Source extract.
"""

So is Walsh building a museum to get laid? “Absolutely, it’s a blatant case of ‘come upstairs and look at my etchings’ or in my case, downstairs,” he says.
Labels: art collecting
11 Comments:
Ha- got a chuckle out of this post today,thanks.
I would argue that getting laid is just another attempt at defying death, even if that may be a more subconscious motivation.
I missed out on your the ultimate motivation within the art world was getting laid. post, but seriously, how can anyone survive art school and doubt that, especially women?
Lately I have been noting to myself that stable, well-balanced people will likely never make a big impact on the world, because it takes that " being a little off"
as a motivator to keep up the drive to do whatever it is you feel compelled to do in order to make an impact on the world.
Whether that is being a curmudgeon, or just obsessive-compulsive, or whatever... it just takes something a little unbalanced or irritating inside of you that is more important to keep working against that anything anyone else may think about you.
The other characteristic of curmudgeons (in addition to not caring what other people think) is to have very strong opinions about why other people have it all wrong.
I love this sentence, it reminds me of how I described all the Dutch people I grew up around, LOL!
-Saskia
Saskia said basically everything I had on my mind in response to this reading!
Haha...still chuckling. Curmudgeon is a hilarious word and to be honest, I couldn't agree more. Is that the distinctive difference? A curmudgeon believes everyone else is wrong?
What if they just believed they were so right, and didn't care what anyone else thought at all? What is that called then?
“visitors revisiting the art with an accumulating alcoholic insight”.
"art ... made us sexy? I think David would argue that artists get more sex than the rest of the population.”
"I don’t particularly care. If it happens, great. If it doesn’t happen, I don’t give a shit.”
“People fucking, people dying, the sorts of things that are the most fun to talk about.”
I drink to all that!!!
Carlos
Nice post, thanks! The notion of a gallery being a social+sexy place ain't nuthin new though, Watteau summarized things beautifully in Gersaint's sign board. I'm on board for trying to make sense of what it means to be human. A more than occasional drink is alright too.
Megalomaiacle James bond complex- happens to a lot of people. I have a job and get laid- no time to make art or even look at art, cant seem to find a balance, tried a long time- vut hopefully I can get laid-off sooner than late.

"""

Exercise prompt. Output the part of the art-collecting comment thread from "The other characteristic" up to and including "that called then?", word for word.

Record list.
"""

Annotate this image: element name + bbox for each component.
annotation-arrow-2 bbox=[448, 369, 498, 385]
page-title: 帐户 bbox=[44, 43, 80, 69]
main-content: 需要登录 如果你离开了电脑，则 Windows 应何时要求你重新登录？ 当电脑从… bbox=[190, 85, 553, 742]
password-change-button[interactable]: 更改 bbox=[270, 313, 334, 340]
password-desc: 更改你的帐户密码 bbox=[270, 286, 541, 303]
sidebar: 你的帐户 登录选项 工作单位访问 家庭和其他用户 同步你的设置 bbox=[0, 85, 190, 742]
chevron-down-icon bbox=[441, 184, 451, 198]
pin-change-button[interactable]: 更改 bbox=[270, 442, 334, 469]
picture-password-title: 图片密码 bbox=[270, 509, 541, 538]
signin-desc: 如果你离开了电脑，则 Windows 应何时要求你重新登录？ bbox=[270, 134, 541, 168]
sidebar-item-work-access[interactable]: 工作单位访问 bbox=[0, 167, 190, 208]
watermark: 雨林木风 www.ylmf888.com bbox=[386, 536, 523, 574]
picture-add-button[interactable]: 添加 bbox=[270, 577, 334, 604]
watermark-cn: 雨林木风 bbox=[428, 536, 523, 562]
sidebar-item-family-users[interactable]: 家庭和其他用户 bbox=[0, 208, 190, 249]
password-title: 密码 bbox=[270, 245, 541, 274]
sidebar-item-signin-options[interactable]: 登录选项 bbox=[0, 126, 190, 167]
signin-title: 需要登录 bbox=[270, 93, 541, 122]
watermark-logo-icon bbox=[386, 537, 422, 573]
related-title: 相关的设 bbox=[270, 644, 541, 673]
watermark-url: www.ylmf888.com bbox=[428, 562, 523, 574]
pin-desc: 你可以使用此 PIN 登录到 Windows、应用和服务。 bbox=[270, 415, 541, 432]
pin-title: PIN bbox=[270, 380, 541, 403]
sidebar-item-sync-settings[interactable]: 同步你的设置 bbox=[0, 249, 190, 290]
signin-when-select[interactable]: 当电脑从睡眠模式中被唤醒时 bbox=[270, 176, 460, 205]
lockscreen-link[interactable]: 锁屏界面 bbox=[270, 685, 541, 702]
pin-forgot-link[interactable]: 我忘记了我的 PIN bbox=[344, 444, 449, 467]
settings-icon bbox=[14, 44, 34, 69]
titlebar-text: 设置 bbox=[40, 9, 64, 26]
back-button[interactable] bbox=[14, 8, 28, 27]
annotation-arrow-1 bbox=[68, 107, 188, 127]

"""

Answer.
The other characteristic of curmudgeons (in addition to not caring what other people think) is to have very strong opinions about why other people have it all wrong.
I love this sentence, it reminds me of how I described all the Dutch people I grew up around, LOL!
-Saskia
Saskia said basically everything I had on my mind in response to this reading!
Haha...still chuckling. Curmudgeon is a hilarious word and to be honest, I couldn't agree more. Is that the distinctive difference? A curmudgeon believes everyone else is wrong?
What if they just believed they were so right, and didn't care what anyone else thought at all? What is that called then?